### Aim of the task
Write out every entry exactly as it appears.

### Extracted records
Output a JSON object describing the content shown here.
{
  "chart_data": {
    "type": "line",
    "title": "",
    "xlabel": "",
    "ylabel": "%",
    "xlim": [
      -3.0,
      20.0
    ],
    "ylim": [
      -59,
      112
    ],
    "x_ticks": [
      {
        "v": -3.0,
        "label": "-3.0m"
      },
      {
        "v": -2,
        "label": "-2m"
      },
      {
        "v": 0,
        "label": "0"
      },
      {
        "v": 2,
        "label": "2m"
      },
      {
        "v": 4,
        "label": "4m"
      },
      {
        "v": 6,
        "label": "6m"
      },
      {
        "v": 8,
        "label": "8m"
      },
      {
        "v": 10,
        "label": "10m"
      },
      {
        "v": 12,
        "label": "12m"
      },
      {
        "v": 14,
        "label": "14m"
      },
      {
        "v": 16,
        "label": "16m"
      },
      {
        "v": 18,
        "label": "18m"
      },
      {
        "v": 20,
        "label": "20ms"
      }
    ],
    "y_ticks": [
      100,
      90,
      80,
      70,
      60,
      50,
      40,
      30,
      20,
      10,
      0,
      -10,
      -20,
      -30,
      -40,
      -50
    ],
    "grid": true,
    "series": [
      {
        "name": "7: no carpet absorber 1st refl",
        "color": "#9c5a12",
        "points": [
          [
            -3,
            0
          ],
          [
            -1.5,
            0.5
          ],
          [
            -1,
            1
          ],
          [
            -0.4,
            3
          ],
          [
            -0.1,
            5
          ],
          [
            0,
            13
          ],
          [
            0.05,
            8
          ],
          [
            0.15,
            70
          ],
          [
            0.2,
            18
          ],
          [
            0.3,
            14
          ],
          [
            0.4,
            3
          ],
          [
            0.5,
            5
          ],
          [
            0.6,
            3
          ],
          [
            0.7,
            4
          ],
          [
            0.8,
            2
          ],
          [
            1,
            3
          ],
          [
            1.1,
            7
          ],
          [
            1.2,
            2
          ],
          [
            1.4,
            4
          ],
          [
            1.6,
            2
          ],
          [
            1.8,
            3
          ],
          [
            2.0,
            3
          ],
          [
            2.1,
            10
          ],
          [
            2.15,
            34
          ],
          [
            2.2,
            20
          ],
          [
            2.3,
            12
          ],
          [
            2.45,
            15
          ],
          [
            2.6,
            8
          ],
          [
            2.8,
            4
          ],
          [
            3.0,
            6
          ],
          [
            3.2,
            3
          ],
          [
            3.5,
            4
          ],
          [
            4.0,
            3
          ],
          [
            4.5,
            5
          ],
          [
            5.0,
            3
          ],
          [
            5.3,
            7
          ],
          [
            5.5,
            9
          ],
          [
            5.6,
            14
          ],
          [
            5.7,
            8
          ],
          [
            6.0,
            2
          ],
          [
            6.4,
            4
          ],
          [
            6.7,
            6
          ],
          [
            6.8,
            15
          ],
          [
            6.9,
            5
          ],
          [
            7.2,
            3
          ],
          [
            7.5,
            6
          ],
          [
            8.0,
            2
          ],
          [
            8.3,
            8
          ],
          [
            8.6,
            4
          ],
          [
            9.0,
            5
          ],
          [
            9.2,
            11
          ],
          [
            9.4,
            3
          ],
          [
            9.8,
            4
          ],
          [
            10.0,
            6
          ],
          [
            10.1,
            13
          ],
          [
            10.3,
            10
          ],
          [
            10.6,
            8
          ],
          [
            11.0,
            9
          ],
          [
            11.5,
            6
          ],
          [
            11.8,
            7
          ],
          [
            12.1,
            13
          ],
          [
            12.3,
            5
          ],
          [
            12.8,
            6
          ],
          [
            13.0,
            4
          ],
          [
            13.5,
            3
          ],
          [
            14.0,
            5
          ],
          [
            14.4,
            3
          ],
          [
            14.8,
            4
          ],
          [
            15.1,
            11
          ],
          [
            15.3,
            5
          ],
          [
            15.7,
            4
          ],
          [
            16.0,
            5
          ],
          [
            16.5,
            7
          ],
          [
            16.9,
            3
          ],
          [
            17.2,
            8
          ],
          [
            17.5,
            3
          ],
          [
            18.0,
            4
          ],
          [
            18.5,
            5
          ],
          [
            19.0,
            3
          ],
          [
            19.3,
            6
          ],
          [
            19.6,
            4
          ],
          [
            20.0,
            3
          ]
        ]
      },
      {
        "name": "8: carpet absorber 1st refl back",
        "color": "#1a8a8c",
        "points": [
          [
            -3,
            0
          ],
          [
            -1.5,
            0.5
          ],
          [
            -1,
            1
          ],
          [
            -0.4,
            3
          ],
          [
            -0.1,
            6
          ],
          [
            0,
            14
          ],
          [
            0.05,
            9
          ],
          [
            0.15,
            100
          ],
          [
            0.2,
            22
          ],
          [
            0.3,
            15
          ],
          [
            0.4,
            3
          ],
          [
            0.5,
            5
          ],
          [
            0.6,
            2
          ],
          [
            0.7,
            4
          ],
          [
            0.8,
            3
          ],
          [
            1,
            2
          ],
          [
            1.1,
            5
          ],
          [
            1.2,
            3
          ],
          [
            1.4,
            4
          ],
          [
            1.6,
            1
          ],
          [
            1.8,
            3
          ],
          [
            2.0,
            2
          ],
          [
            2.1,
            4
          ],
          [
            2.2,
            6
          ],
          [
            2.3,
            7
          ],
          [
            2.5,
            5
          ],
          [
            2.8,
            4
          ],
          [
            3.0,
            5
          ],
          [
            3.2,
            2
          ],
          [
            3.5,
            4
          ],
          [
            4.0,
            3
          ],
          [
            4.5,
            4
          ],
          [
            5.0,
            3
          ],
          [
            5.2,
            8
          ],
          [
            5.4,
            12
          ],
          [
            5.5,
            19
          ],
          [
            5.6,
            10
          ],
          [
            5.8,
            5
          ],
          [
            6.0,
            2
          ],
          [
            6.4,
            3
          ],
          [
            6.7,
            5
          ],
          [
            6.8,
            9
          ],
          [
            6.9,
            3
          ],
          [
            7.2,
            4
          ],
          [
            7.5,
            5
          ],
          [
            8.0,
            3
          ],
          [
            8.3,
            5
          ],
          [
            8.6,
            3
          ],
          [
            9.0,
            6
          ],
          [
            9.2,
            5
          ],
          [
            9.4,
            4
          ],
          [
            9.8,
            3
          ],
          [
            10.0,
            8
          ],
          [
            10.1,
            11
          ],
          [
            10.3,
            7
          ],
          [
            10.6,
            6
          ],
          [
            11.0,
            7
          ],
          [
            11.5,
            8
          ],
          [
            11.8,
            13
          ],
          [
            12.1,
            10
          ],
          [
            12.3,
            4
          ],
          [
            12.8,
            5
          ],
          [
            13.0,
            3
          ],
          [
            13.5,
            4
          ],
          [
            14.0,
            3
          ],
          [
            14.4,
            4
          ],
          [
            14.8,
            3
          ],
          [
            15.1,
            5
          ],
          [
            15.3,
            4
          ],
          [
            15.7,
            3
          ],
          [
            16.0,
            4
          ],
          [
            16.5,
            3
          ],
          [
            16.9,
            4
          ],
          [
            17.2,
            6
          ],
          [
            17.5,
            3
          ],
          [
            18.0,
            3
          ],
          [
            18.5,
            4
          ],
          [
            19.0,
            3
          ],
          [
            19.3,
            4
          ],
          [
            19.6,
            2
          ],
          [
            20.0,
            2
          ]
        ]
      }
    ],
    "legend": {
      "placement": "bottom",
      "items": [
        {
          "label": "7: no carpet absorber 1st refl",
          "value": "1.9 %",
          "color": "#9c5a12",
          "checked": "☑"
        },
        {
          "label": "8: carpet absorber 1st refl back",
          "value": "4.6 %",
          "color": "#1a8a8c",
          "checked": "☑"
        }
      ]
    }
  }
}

### Response below
Output a JSON object describing the content shown here.
{
  "chart_data": {
    "type": "line",
    "title": "",
    "xlabel": "",
    "ylabel": "%",
    "xlim": [
      -3.0,
      20.0
    ],
    "ylim": [
      -59,
      112
    ],
    "x_ticks": [
      {
        "v": -3.0,
        "label": "-3.0m"
      },
      {
        "v": -2,
        "label": "-2m"
      },
      {
        "v": 0,
        "label": "0"
      },
      {
        "v": 2,
        "label": "2m"
      },
      {
        "v": 4,
        "label": "4m"
      },
      {
        "v": 6,
        "label": "6m"
      },
      {
        "v": 8,
        "label": "8m"
      },
      {
        "v": 10,
        "label": "10m"
      },
      {
        "v": 12,
        "label": "12m"
      },
      {
        "v": 14,
        "label": "14m"
      },
      {
        "v": 16,
        "label": "16m"
      },
      {
        "v": 18,
        "label": "18m"
      },
      {
        "v": 20,
        "label": "20ms"
      }
    ],
    "y_ticks": [
      100,
      90,
      80,
      70,
      60,
      50,
      40,
      30,
      20,
      10,
      0,
      -10,
      -20,
      -30,
      -40,
      -50
    ],
    "grid": true,
    "series": [
      {
        "name": "7: no carpet absorber 1st refl",
        "color": "#9c5a12",
        "points": [
          [
            -3,
            0
          ],
          [
            -1.5,
            0.5
          ],
          [
            -1,
            1
          ],
          [
            -0.4,
            3
          ],
          [
            -0.1,
            5
          ],
          [
            0,
            13
          ],
          [
            0.05,
            8
          ],
          [
            0.15,
            70
          ],
          [
            0.2,
            18
          ],
          [
            0.3,
            14
          ],
          [
            0.4,
            3
          ],
          [
            0.5,
            5
          ],
          [
            0.6,
            3
          ],
          [
            0.7,
            4
          ],
          [
            0.8,
            2
          ],
          [
            1,
            3
          ],
          [
            1.1,
            7
          ],
          [
            1.2,
            2
          ],
          [
            1.4,
            4
          ],
          [
            1.6,
            2
          ],
          [
            1.8,
            3
          ],
          [
            2.0,
            3
          ],
          [
            2.1,
            10
          ],
          [
            2.15,
            34
          ],
          [
            2.2,
            20
          ],
          [
            2.3,
            12
          ],
          [
            2.45,
            15
          ],
          [
            2.6,
            8
          ],
          [
            2.8,
            4
          ],
          [
            3.0,
            6
          ],
          [
            3.2,
            3
          ],
          [
            3.5,
            4
          ],
          [
            4.0,
            3
          ],
          [
            4.5,
            5
          ],
          [
            5.0,
            3
          ],
          [
            5.3,
            7
          ],
          [
            5.5,
            9
          ],
          [
            5.6,
            14
          ],
          [
            5.7,
            8
          ],
          [
            6.0,
            2
          ],
          [
            6.4,
            4
          ],
          [
            6.7,
            6
          ],
          [
            6.8,
            15
          ],
          [
            6.9,
            5
          ],
          [
            7.2,
            3
          ],
          [
            7.5,
            6
          ],
          [
            8.0,
            2
          ],
          [
            8.3,
            8
          ],
          [
            8.6,
            4
          ],
          [
            9.0,
            5
          ],
          [
            9.2,
            11
          ],
          [
            9.4,
            3
          ],
          [
            9.8,
            4
          ],
          [
            10.0,
            6
          ],
          [
            10.1,
            13
          ],
          [
            10.3,
            10
          ],
          [
            10.6,
            8
          ],
          [
            11.0,
            9
          ],
          [
            11.5,
            6
          ],
          [
            11.8,
            7
          ],
          [
            12.1,
            13
          ],
          [
            12.3,
            5
          ],
          [
            12.8,
            6
          ],
          [
            13.0,
            4
          ],
          [
            13.5,
            3
          ],
          [
            14.0,
            5
          ],
          [
            14.4,
            3
          ],
          [
            14.8,
            4
          ],
          [
            15.1,
            11
          ],
          [
            15.3,
            5
          ],
          [
            15.7,
            4
          ],
          [
            16.0,
            5
          ],
          [
            16.5,
            7
          ],
          [
            16.9,
            3
          ],
          [
            17.2,
            8
          ],
          [
            17.5,
            3
          ],
          [
            18.0,
            4
          ],
          [
            18.5,
            5
          ],
          [
            19.0,
            3
          ],
          [
            19.3,
            6
          ],
          [
            19.6,
            4
          ],
          [
            20.0,
            3
          ]
        ]
      },
      {
        "name": "8: carpet absorber 1st refl back",
        "color": "#1a8a8c",
        "points": [
          [
            -3,
            0
          ],
          [
            -1.5,
            0.5
          ],
          [
            -1,
            1
          ],
          [
            -0.4,
            3
          ],
          [
            -0.1,
            6
          ],
          [
            0,
            14
          ],
          [
            0.05,
            9
          ],
          [
            0.15,
            100
          ],
          [
            0.2,
            22
          ],
          [
            0.3,
            15
          ],
          [
            0.4,
            3
          ],
          [
            0.5,
            5
          ],
          [
            0.6,
            2
          ],
          [
            0.7,
            4
          ],
          [
            0.8,
            3
          ],
          [
            1,
            2
          ],
          [
            1.1,
            5
          ],
          [
            1.2,
            3
          ],
          [
            1.4,
            4
          ],
          [
            1.6,
            1
          ],
          [
            1.8,
            3
          ],
          [
            2.0,
            2
          ],
          [
            2.1,
            4
          ],
          [
            2.2,
            6
          ],
          [
            2.3,
            7
          ],
          [
            2.5,
            5
          ],
          [
            2.8,
            4
          ],
          [
            3.0,
            5
          ],
          [
            3.2,
            2
          ],
          [
            3.5,
            4
          ],
          [
            4.0,
            3
          ],
          [
            4.5,
            4
          ],
          [
            5.0,
            3
          ],
          [
            5.2,
            8
          ],
          [
            5.4,
            12
          ],
          [
            5.5,
            19
          ],
          [
            5.6,
            10
          ],
          [
            5.8,
            5
          ],
          [
            6.0,
            2
          ],
          [
            6.4,
            3
          ],
          [
            6.7,
            5
          ],
          [
            6.8,
            9
          ],
          [
            6.9,
            3
          ],
          [
            7.2,
            4
          ],
          [
            7.5,
            5
          ],
          [
            8.0,
            3
          ],
          [
            8.3,
            5
          ],
          [
            8.6,
            3
          ],
          [
            9.0,
            6
          ],
          [
            9.2,
            5
          ],
          [
            9.4,
            4
          ],
          [
            9.8,
            3
          ],
          [
            10.0,
            8
          ],
          [
            10.1,
            11
          ],
          [
            10.3,
            7
          ],
          [
            10.6,
            6
          ],
          [
            11.0,
            7
          ],
          [
            11.5,
            8
          ],
          [
            11.8,
            13
          ],
          [
            12.1,
            10
          ],
          [
            12.3,
            4
          ],
          [
            12.8,
            5
          ],
          [
            13.0,
            3
          ],
          [
            13.5,
            4
          ],
          [
            14.0,
            3
          ],
          [
            14.4,
            4
          ],
          [
            14.8,
            3
          ],
          [
            15.1,
            5
          ],
          [
            15.3,
            4
          ],
          [
            15.7,
            3
          ],
          [
            16.0,
            4
          ],
          [
            16.5,
            3
          ],
          [
            16.9,
            4
          ],
          [
            17.2,
            6
          ],
          [
            17.5,
            3
          ],
          [
            18.0,
            3
          ],
          [
            18.5,
            4
          ],
          [
            19.0,
            3
          ],
          [
            19.3,
            4
          ],
          [
            19.6,
            2
          ],
          [
            20.0,
            2
          ]
        ]
      }
    ],
    "legend": {
      "placement": "bottom",
      "items": [
        {
          "label": "7: no carpet absorber 1st refl",
          "value": "1.9 %",
          "color": "#9c5a12",
          "checked": "☑"
        },
        {
          "label": "8: carpet absorber 1st refl back",
          "value": "4.6 %",
          "color": "#1a8a8c",
          "checked": "☑"
        }
      ]
    }
  }
}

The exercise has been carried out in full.